▸ Instructions to follow: Take every line from the material that has the word "left" in it.

(Stored data)
++++++++++++++++++++
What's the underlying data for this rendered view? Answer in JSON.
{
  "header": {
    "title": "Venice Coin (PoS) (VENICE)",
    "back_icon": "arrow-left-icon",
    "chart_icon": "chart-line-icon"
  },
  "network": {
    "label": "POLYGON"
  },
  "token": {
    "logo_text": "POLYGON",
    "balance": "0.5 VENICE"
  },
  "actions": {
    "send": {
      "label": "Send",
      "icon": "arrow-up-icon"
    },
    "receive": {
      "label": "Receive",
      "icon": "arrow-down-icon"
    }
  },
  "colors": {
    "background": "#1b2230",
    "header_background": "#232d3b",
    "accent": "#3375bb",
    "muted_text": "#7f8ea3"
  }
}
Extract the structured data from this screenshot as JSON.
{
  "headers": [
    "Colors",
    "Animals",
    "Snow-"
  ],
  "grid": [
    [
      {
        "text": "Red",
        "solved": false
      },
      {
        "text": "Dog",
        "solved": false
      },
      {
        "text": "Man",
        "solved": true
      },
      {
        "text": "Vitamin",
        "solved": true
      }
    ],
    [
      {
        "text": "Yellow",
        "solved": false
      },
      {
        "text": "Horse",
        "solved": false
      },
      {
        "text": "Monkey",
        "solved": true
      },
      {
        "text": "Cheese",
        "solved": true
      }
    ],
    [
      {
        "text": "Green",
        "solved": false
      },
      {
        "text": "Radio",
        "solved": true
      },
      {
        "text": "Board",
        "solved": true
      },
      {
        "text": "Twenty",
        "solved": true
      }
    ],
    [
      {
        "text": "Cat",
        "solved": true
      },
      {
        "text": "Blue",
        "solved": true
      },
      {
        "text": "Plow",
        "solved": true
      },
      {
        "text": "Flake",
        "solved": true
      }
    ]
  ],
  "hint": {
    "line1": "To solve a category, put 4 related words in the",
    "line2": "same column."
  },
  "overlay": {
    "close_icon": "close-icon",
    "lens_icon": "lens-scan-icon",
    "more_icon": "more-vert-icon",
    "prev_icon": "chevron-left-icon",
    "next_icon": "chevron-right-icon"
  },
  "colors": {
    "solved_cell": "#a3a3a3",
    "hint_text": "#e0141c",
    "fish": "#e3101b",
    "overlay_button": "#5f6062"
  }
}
++++++++++++++++++++
▸ Answer to this task:
    "back_icon": "arrow-left-icon",
    "prev_icon": "chevron-left-icon",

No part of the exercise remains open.